## DIRECTIONS:
All records below must be retyped exactly.

## INFORMATION SUPPLIED:
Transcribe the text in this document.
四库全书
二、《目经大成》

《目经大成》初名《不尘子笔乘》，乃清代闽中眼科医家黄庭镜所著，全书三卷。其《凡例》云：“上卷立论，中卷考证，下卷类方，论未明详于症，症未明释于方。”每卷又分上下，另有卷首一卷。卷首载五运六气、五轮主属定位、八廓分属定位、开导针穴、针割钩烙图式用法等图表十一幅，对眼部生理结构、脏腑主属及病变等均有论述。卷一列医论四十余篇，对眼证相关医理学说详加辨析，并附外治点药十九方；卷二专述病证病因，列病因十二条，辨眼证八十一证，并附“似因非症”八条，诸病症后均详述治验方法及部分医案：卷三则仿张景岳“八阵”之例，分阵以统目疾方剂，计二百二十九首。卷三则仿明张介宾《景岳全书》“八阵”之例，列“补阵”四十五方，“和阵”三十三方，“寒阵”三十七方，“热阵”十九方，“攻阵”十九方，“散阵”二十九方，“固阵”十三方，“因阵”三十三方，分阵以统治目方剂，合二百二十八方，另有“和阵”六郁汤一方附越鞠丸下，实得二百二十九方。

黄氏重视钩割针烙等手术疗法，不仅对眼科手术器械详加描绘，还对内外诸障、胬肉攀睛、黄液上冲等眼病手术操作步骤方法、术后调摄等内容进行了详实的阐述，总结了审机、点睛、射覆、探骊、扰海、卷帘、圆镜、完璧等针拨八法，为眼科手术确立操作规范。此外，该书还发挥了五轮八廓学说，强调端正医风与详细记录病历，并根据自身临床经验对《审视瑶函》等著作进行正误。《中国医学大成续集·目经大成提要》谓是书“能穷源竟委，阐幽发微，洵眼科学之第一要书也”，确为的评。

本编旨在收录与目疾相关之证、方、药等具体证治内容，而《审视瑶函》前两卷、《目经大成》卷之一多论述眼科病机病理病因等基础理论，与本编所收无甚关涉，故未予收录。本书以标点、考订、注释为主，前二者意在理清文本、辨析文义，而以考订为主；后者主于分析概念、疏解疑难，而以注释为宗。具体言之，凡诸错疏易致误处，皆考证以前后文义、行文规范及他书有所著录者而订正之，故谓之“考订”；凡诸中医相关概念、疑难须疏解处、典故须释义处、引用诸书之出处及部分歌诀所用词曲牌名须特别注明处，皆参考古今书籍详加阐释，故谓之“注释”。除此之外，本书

## SOLUTION TO THE PROBLEM:
Transcribe the text in this document.
四库全书
二、《目经大成》

《目经大成》初名《不尘子笔乘》，乃清代闽中眼科医家黄庭镜所著，全书三卷。其《凡例》云：“上卷立论，中卷考证，下卷类方，论未明详于症，症未明释于方。”每卷又分上下，另有卷首一卷。卷首载五运六气、五轮主属定位、八廓分属定位、开导针穴、针割钩烙图式用法等图表十一幅，对眼部生理结构、脏腑主属及病变等均有论述。卷一列医论四十余篇，对眼证相关医理学说详加辨析，并附外治点药十九方；卷二专述病证病因，列病因十二条，辨眼证八十一证，并附“似因非症”八条，诸病症后均详述治验方法及部分医案：卷三则仿张景岳“八阵”之例，分阵以统目疾方剂，计二百二十九首。卷三则仿明张介宾《景岳全书》“八阵”之例，列“补阵”四十五方，“和阵”三十三方，“寒阵”三十七方，“热阵”十九方，“攻阵”十九方，“散阵”二十九方，“固阵”十三方，“因阵”三十三方，分阵以统治目方剂，合二百二十八方，另有“和阵”六郁汤一方附越鞠丸下，实得二百二十九方。

黄氏重视钩割针烙等手术疗法，不仅对眼科手术器械详加描绘，还对内外诸障、胬肉攀睛、黄液上冲等眼病手术操作步骤方法、术后调摄等内容进行了详实的阐述，总结了审机、点睛、射覆、探骊、扰海、卷帘、圆镜、完璧等针拨八法，为眼科手术确立操作规范。此外，该书还发挥了五轮八廓学说，强调端正医风与详细记录病历，并根据自身临床经验对《审视瑶函》等著作进行正误。《中国医学大成续集·目经大成提要》谓是书“能穷源竟委，阐幽发微，洵眼科学之第一要书也”，确为的评。

本编旨在收录与目疾相关之证、方、药等具体证治内容，而《审视瑶函》前两卷、《目经大成》卷之一多论述眼科病机病理病因等基础理论，与本编所收无甚关涉，故未予收录。本书以标点、考订、注释为主，前二者意在理清文本、辨析文义，而以考订为主；后者主于分析概念、疏解疑难，而以注释为宗。具体言之，凡诸错疏易致误处，皆考证以前后文义、行文规范及他书有所著录者而订正之，故谓之“考订”；凡诸中医相关概念、疑难须疏解处、典故须释义处、引用诸书之出处及部分歌诀所用词曲牌名须特别注明处，皆参考古今书籍详加阐释，故谓之“注释”。除此之外，本书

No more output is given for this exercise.